The task:
Single out each line with the word "gVSadded" and copy it.

Lines of data
▬▬▬▬▬▬

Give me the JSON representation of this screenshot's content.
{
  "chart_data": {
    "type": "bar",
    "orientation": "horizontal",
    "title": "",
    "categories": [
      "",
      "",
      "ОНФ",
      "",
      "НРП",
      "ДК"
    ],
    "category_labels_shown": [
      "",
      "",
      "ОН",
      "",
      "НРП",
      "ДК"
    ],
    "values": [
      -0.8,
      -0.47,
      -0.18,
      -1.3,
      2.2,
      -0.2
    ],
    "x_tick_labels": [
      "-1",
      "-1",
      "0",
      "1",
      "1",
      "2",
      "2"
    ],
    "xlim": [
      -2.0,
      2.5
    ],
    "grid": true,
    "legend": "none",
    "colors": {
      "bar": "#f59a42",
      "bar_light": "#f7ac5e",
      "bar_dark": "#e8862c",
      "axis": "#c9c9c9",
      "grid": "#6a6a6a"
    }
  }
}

▬▬▬▬▬▬

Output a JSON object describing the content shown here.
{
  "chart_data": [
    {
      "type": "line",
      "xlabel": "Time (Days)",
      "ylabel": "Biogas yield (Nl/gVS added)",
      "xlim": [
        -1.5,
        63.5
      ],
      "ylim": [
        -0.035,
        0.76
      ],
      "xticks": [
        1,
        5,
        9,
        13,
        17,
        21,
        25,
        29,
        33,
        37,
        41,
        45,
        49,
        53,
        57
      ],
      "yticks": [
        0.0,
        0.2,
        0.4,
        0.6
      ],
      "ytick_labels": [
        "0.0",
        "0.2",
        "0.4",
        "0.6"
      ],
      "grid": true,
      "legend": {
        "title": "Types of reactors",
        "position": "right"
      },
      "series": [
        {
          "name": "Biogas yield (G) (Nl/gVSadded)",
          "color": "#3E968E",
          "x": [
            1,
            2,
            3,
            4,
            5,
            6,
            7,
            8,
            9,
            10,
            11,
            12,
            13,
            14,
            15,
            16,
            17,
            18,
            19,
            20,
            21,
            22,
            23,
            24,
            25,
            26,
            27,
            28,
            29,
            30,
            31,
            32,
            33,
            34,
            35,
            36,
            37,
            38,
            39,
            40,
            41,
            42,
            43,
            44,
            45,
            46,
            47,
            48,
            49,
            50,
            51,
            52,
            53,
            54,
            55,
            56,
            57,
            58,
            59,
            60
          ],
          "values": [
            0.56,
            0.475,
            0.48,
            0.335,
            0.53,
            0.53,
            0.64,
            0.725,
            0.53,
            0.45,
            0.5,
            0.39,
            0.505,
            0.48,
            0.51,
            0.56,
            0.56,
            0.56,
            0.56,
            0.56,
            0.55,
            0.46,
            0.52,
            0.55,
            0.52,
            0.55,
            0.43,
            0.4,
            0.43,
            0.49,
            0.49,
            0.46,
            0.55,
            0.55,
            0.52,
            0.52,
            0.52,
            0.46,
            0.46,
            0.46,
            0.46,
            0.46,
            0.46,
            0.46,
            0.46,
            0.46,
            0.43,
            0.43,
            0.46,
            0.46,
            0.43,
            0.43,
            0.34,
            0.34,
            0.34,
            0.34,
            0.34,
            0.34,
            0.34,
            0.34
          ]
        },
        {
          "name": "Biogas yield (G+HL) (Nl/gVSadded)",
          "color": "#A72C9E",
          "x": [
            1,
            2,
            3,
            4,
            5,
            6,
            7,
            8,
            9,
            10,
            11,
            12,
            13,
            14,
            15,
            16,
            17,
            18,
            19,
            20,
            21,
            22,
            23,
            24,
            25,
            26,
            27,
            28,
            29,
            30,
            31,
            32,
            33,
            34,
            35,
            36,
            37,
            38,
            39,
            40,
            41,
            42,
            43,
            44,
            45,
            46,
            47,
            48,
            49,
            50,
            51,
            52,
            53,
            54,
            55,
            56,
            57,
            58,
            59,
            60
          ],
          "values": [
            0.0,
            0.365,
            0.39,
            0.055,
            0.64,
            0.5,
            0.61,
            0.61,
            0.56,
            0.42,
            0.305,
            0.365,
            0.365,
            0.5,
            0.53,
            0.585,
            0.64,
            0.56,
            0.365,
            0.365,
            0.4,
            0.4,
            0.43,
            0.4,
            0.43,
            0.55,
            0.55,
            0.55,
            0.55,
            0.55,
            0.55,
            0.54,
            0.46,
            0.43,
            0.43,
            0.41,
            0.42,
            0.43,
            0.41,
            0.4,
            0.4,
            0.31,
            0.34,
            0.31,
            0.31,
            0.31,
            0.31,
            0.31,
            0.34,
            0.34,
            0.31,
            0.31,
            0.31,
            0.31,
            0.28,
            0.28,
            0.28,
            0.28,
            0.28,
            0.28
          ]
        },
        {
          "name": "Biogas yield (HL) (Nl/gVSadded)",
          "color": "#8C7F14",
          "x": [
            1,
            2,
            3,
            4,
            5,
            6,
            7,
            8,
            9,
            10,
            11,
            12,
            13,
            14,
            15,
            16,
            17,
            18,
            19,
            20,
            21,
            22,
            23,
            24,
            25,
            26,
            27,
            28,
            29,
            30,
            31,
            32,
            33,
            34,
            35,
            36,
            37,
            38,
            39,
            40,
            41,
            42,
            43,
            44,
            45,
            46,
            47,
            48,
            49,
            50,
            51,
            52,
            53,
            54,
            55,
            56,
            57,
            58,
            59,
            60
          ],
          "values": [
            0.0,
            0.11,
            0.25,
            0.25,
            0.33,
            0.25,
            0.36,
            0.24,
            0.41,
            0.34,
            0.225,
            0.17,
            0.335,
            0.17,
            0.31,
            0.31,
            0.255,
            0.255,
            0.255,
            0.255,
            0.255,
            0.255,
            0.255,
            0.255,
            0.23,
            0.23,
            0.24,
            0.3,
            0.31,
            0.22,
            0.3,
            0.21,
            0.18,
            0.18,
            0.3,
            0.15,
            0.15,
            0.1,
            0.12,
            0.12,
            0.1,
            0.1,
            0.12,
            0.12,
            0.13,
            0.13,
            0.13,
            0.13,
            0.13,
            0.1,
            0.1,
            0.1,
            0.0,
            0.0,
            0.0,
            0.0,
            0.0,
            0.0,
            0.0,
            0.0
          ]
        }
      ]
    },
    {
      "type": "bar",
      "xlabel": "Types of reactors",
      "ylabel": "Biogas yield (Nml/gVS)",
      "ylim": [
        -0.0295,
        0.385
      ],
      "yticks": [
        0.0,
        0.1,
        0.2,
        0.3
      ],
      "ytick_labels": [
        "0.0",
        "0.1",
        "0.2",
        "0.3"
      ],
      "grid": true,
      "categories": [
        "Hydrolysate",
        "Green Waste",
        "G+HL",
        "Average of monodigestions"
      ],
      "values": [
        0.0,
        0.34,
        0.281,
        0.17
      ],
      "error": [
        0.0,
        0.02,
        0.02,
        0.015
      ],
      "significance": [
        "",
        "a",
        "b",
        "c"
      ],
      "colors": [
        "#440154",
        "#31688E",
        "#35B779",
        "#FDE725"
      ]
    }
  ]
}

▬▬▬▬▬▬

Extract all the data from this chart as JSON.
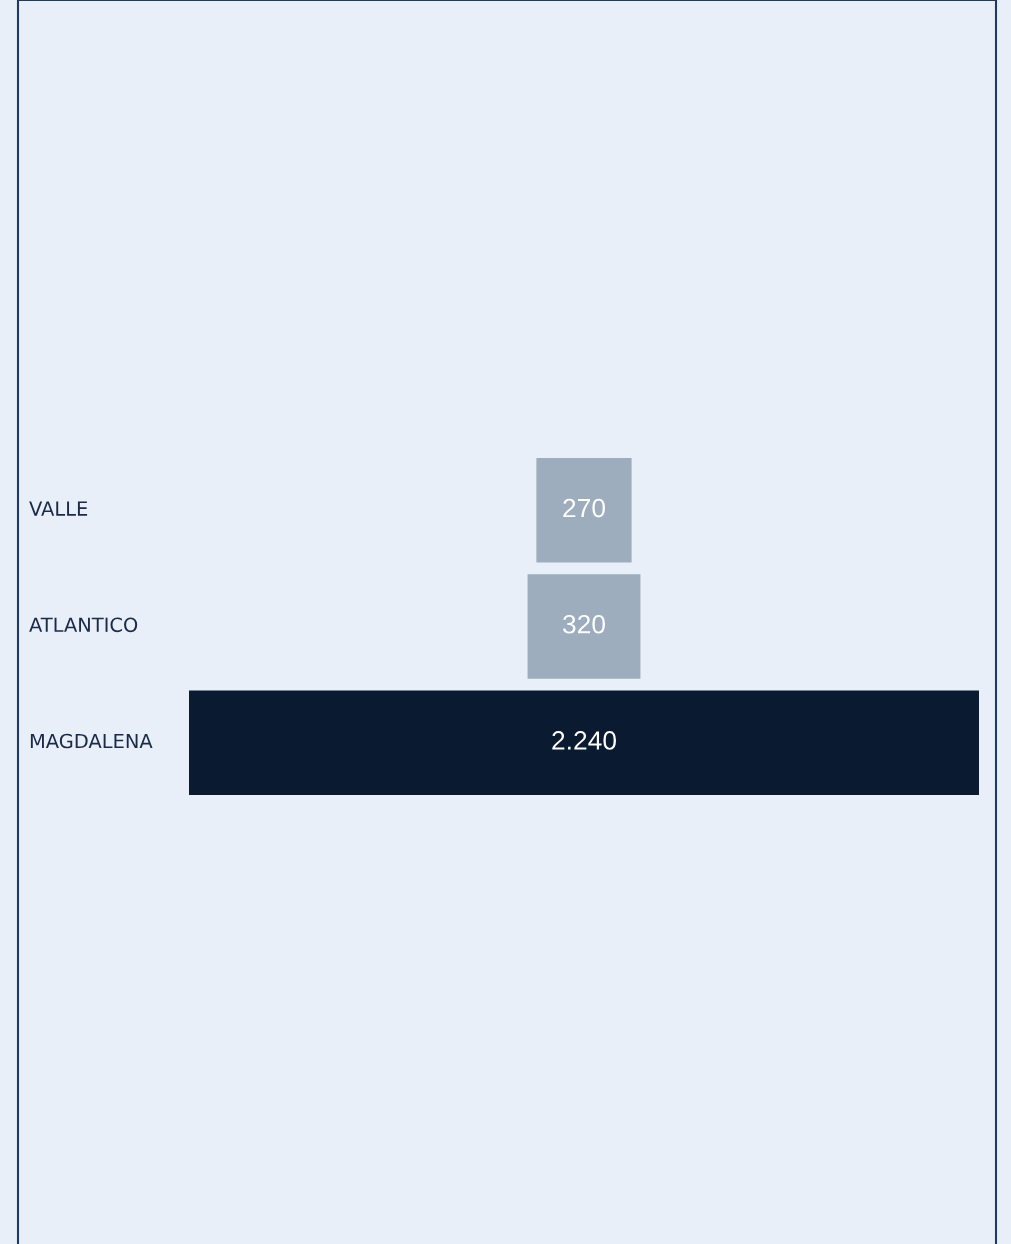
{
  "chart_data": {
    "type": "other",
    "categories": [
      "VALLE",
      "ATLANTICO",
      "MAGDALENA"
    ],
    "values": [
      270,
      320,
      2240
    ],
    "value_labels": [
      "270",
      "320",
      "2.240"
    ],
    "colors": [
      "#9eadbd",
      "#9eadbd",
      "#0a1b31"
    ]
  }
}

▬▬▬▬▬▬

Response to the exercise:
          "name": "Biogas yield (G) (Nl/gVSadded)",
          "name": "Biogas yield (G+HL) (Nl/gVSadded)",
          "name": "Biogas yield (HL) (Nl/gVSadded)",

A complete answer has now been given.